Stated problem: Reproduce each line of the material precisely.

Records for this exercise:

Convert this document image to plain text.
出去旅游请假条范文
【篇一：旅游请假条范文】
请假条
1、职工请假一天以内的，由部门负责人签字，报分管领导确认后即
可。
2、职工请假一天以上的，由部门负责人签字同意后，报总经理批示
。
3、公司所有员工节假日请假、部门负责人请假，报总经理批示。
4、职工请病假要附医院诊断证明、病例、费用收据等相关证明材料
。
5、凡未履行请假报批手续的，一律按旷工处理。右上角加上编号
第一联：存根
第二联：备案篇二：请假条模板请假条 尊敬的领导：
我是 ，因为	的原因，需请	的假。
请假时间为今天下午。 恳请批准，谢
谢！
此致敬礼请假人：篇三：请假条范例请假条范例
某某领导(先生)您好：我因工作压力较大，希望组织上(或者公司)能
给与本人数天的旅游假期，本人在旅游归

Task response:
Convert this document image to plain text.
出去旅游请假条范文
【篇一：旅游请假条范文】
请假条
1、职工请假一天以内的，由部门负责人签字，报分管领导确认后即
可。
2、职工请假一天以上的，由部门负责人签字同意后，报总经理批示
。
3、公司所有员工节假日请假、部门负责人请假，报总经理批示。
4、职工请病假要附医院诊断证明、病例、费用收据等相关证明材料
。
5、凡未履行请假报批手续的，一律按旷工处理。右上角加上编号
第一联：存根
第二联：备案篇二：请假条模板请假条 尊敬的领导：
我是 ，因为	的原因，需请	的假。
请假时间为今天下午。 恳请批准，谢
谢！
此致敬礼请假人：篇三：请假条范例请假条范例
某某领导(先生)您好：我因工作压力较大，希望组织上(或者公司)能
给与本人数天的旅游假期，本人在旅游归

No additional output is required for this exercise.